Challenge:
Each entry must be given again exactly; images do not belong in the copy.

Given data:
+++

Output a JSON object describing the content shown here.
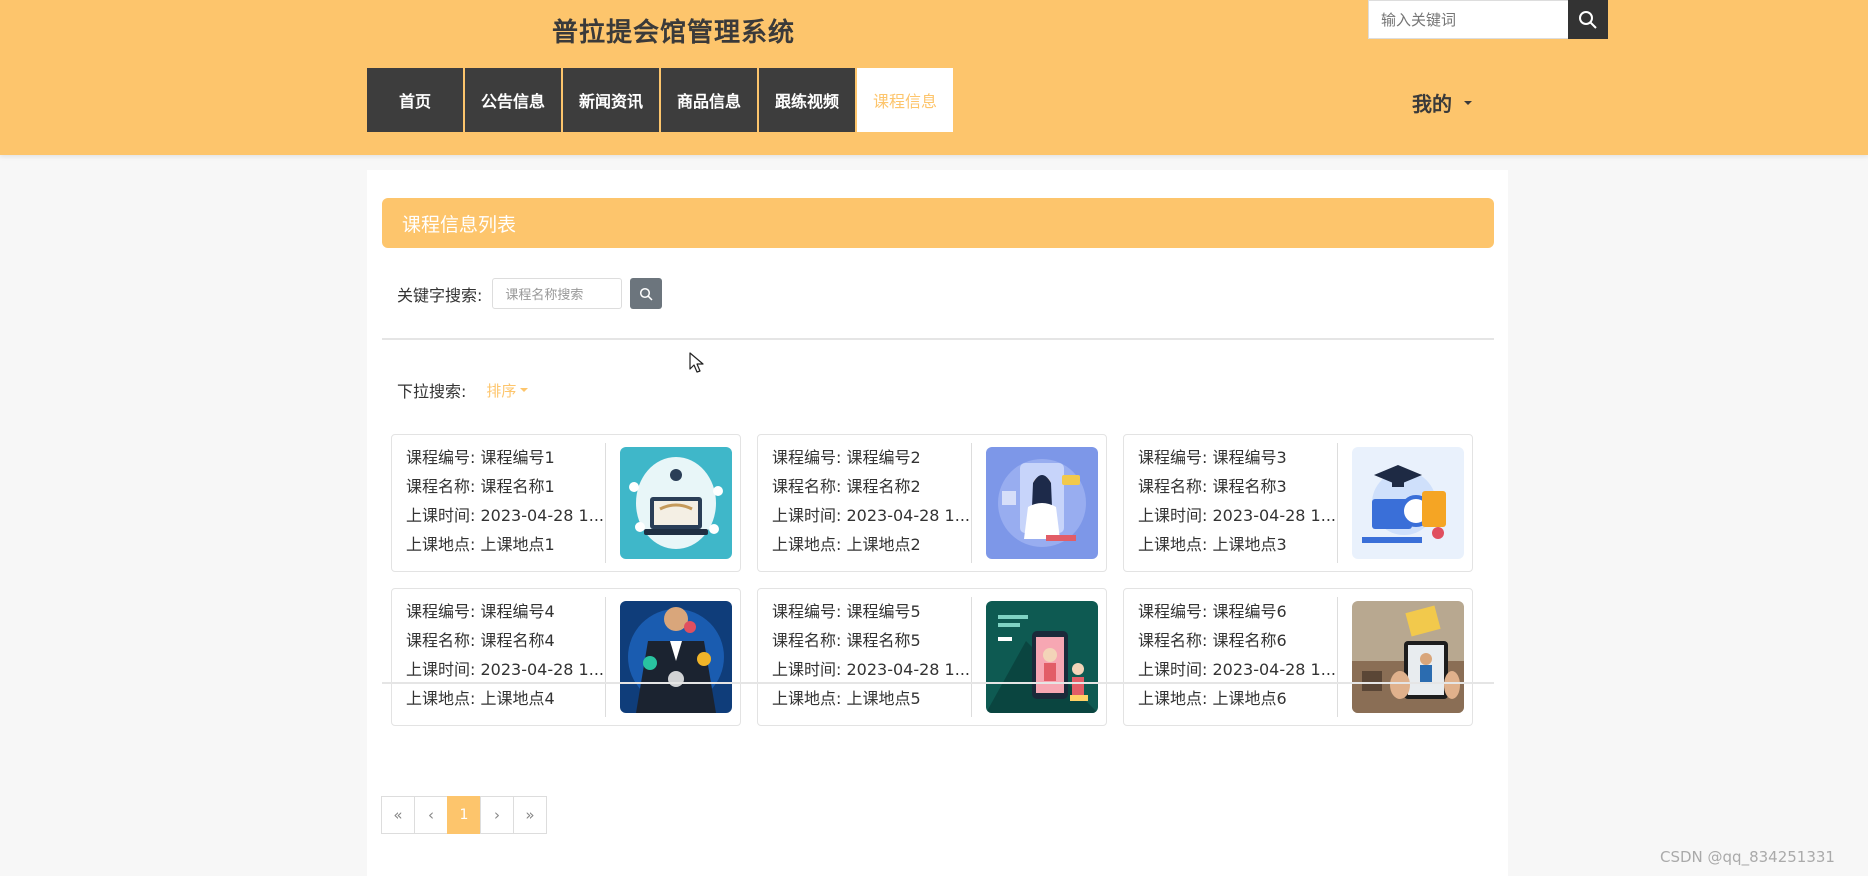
{
  "header": {
    "title": "普拉提会馆管理系统",
    "search_placeholder": "输入关键词",
    "nav": [
      {
        "label": "首页"
      },
      {
        "label": "公告信息"
      },
      {
        "label": "新闻资讯"
      },
      {
        "label": "商品信息"
      },
      {
        "label": "跟练视频"
      },
      {
        "label": "课程信息",
        "active": true
      }
    ],
    "my_menu": "我的"
  },
  "panel": {
    "title": "课程信息列表",
    "keyword_label": "关键字搜索:",
    "keyword_placeholder": "课程名称搜索",
    "dropdown_label": "下拉搜索:",
    "sort_label": "排序"
  },
  "courses": [
    {
      "code": "课程编号: 课程编号1",
      "name": "课程名称: 课程名称1",
      "time": "上课时间: 2023-04-28 1...",
      "place": "上课地点: 上课地点1",
      "thumb": "online-learning-laptop"
    },
    {
      "code": "课程编号: 课程编号2",
      "name": "课程名称: 课程名称2",
      "time": "上课时间: 2023-04-28 1...",
      "place": "上课地点: 上课地点2",
      "thumb": "teacher-screen"
    },
    {
      "code": "课程编号: 课程编号3",
      "name": "课程名称: 课程名称3",
      "time": "上课时间: 2023-04-28 1...",
      "place": "上课地点: 上课地点3",
      "thumb": "graduation-study"
    },
    {
      "code": "课程编号: 课程编号4",
      "name": "课程名称: 课程名称4",
      "time": "上课时间: 2023-04-28 1...",
      "place": "上课地点: 上课地点4",
      "thumb": "businessman-icons"
    },
    {
      "code": "课程编号: 课程编号5",
      "name": "课程名称: 课程名称5",
      "time": "上课时间: 2023-04-28 1...",
      "place": "上课地点: 上课地点5",
      "thumb": "phone-lesson"
    },
    {
      "code": "课程编号: 课程编号6",
      "name": "课程名称: 课程名称6",
      "time": "上课时间: 2023-04-28 1...",
      "place": "上课地点: 上课地点6",
      "thumb": "tablet-classroom"
    }
  ],
  "pagination": {
    "first": "«",
    "prev": "‹",
    "current": "1",
    "next": "›",
    "last": "»"
  },
  "watermark": "CSDN @qq_834251331",
  "colors": {
    "accent": "#fdc56c",
    "nav_bg": "#3d3d3d",
    "search_btn": "#6c757d"
  }
}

+++

Exercise answer:
Output a JSON object describing the content shown here.
{
  "header": {
    "title": "普拉提会馆管理系统",
    "search_placeholder": "输入关键词",
    "nav": [
      {
        "label": "首页"
      },
      {
        "label": "公告信息"
      },
      {
        "label": "新闻资讯"
      },
      {
        "label": "商品信息"
      },
      {
        "label": "跟练视频"
      },
      {
        "label": "课程信息",
        "active": true
      }
    ],
    "my_menu": "我的"
  },
  "panel": {
    "title": "课程信息列表",
    "keyword_label": "关键字搜索:",
    "keyword_placeholder": "课程名称搜索",
    "dropdown_label": "下拉搜索:",
    "sort_label": "排序"
  },
  "courses": [
    {
      "code": "课程编号: 课程编号1",
      "name": "课程名称: 课程名称1",
      "time": "上课时间: 2023-04-28 1...",
      "place": "上课地点: 上课地点1",
      "thumb": "online-learning-laptop"
    },
    {
      "code": "课程编号: 课程编号2",
      "name": "课程名称: 课程名称2",
      "time": "上课时间: 2023-04-28 1...",
      "place": "上课地点: 上课地点2",
      "thumb": "teacher-screen"
    },
    {
      "code": "课程编号: 课程编号3",
      "name": "课程名称: 课程名称3",
      "time": "上课时间: 2023-04-28 1...",
      "place": "上课地点: 上课地点3",
      "thumb": "graduation-study"
    },
    {
      "code": "课程编号: 课程编号4",
      "name": "课程名称: 课程名称4",
      "time": "上课时间: 2023-04-28 1...",
      "place": "上课地点: 上课地点4",
      "thumb": "businessman-icons"
    },
    {
      "code": "课程编号: 课程编号5",
      "name": "课程名称: 课程名称5",
      "time": "上课时间: 2023-04-28 1...",
      "place": "上课地点: 上课地点5",
      "thumb": "phone-lesson"
    },
    {
      "code": "课程编号: 课程编号6",
      "name": "课程名称: 课程名称6",
      "time": "上课时间: 2023-04-28 1...",
      "place": "上课地点: 上课地点6",
      "thumb": "tablet-classroom"
    }
  ],
  "pagination": {
    "first": "«",
    "prev": "‹",
    "current": "1",
    "next": "›",
    "last": "»"
  },
  "watermark": "CSDN @qq_834251331",
  "colors": {
    "accent": "#fdc56c",
    "nav_bg": "#3d3d3d",
    "search_btn": "#6c757d"
  }
}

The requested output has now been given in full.